To be done. Return, word for word, the stretch of the music-format blog post below from "This blog and" through "mp3s from them.".

Source excerpt.
------------------------------------------------------------------------

This blog and others have asked the format question before: In what format do you prefer to listen to and collect your music? It's a question that will be asked for a long time too, now that music is available in four formats.

I prefer digital music because it is cheap, easily backed up, easily transferred, and easily stored. More than half of my listening is done via iPod. When I must buy music in a physical format, I prefer compact discs because of the ease of creating mp3s from them.

I'd like to start collecting records, but the cost of buying records is the only hurdle. To illustrate how expensive records are, I went on to Amazon to check prices for random recordings in various formats.

Here's a sampling of what I found:

Enslaved, Vertabrae: CD, $14; mp3, $8; LP, $44
Death, Leprosy: CD, $9; mp3, $8; LP, $38
Christian Mistress, Possession: CD, $14; mp3, $8; LP, $19
Yob, Atma: CD, $13; mp3, $10; LP, $20
Revocation, Chaos of Forms: CD, $10; mp3, $9; LP, $27

Buying on vinyl assumes that a recording is available on vinyl at all. Vinyl albums are far more likely to be released in limited print runs, which further drives up the cost per copy. Per Recording Industry Association of America (RIAA) statistics, in 2009 just 4 million vinyl records were sold. Per those same RIAA statistics, 83.1 million mp3 albums were downloaded and 225.8 million CD albums were sold. From the recording industry's perspective, vinyl records are an affectation.

------------------------------------------------------------------------

Raw data.

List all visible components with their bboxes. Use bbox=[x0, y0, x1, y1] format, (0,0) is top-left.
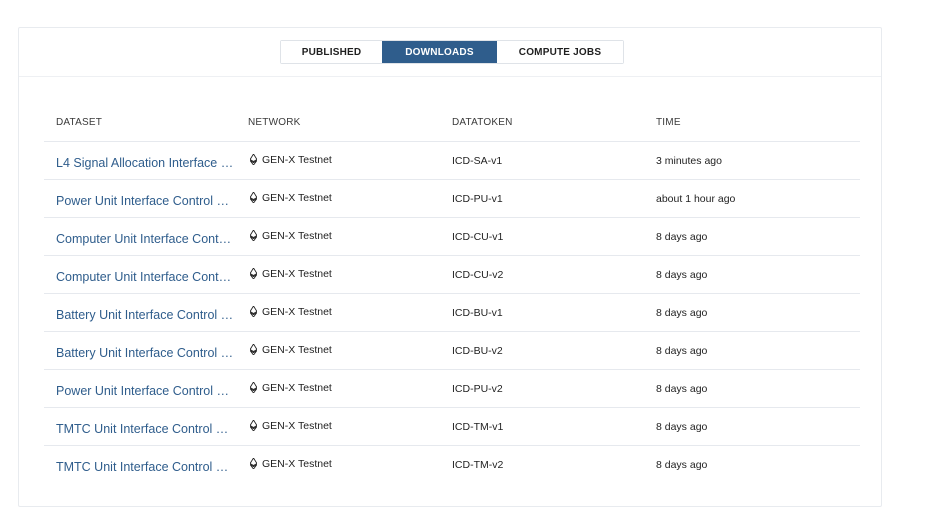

------------------------------------------------------------------------

Written reply.
This blog and others have asked the format question before: In what format do you prefer to listen to and collect your music? It's a question that will be asked for a long time too, now that music is available in four formats.

I prefer digital music because it is cheap, easily backed up, easily transferred, and easily stored. More than half of my listening is done via iPod. When I must buy music in a physical format, I prefer compact discs because of the ease of creating mp3s from them.